▶ [Exercise details]
Reproduce the records below in full and without edits, omitting images.

▶ [Supplied data]
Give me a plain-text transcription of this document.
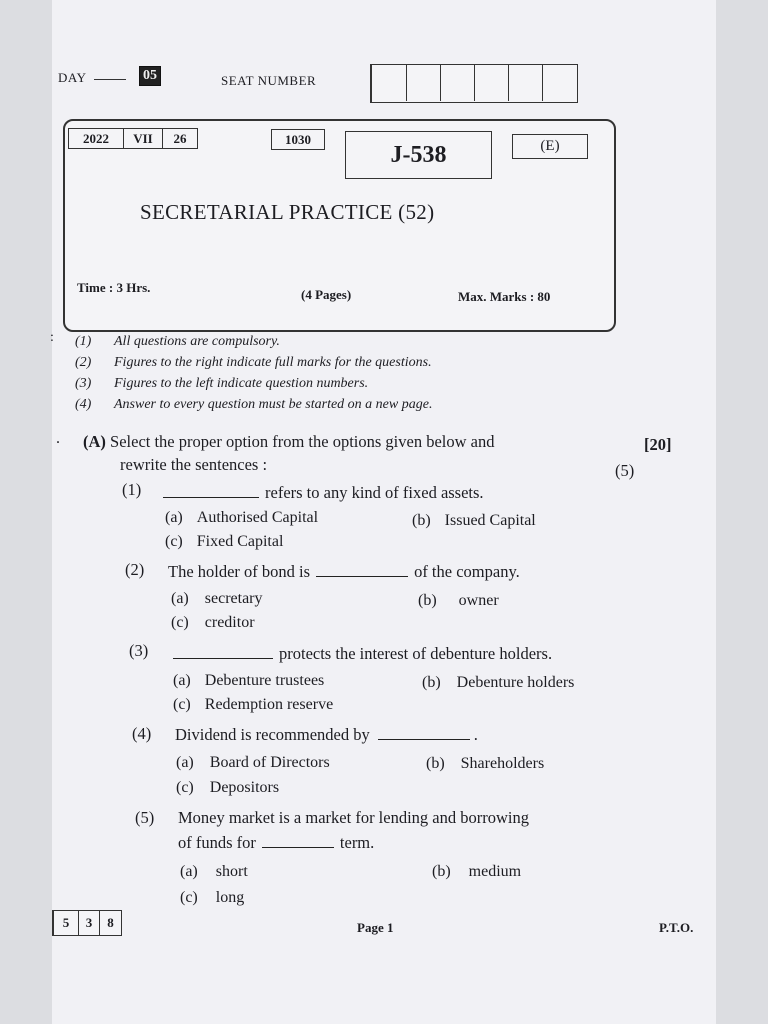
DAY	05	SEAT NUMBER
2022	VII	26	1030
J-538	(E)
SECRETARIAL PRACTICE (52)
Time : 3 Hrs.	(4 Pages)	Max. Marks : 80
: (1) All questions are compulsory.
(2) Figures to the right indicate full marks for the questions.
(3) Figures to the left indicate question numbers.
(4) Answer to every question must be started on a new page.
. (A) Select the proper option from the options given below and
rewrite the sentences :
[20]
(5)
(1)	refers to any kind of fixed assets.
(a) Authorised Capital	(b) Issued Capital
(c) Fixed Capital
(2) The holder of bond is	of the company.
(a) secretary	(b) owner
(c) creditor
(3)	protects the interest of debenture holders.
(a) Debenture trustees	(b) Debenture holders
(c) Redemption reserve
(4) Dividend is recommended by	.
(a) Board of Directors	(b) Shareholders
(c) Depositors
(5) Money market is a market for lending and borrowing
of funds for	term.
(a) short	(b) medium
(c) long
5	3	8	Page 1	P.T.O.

▶ [Problem solution]
Give me a plain-text transcription of this document.
DAY	05	SEAT NUMBER
2022	VII	26	1030
J-538	(E)
SECRETARIAL PRACTICE (52)
Time : 3 Hrs.	(4 Pages)	Max. Marks : 80
: (1) All questions are compulsory.
(2) Figures to the right indicate full marks for the questions.
(3) Figures to the left indicate question numbers.
(4) Answer to every question must be started on a new page.
. (A) Select the proper option from the options given below and
rewrite the sentences :
[20]
(5)
(1)	refers to any kind of fixed assets.
(a) Authorised Capital	(b) Issued Capital
(c) Fixed Capital
(2) The holder of bond is	of the company.
(a) secretary	(b) owner
(c) creditor
(3)	protects the interest of debenture holders.
(a) Debenture trustees	(b) Debenture holders
(c) Redemption reserve
(4) Dividend is recommended by	.
(a) Board of Directors	(b) Shareholders
(c) Depositors
(5) Money market is a market for lending and borrowing
of funds for	term.
(a) short	(b) medium
(c) long
5	3	8	Page 1	P.T.O.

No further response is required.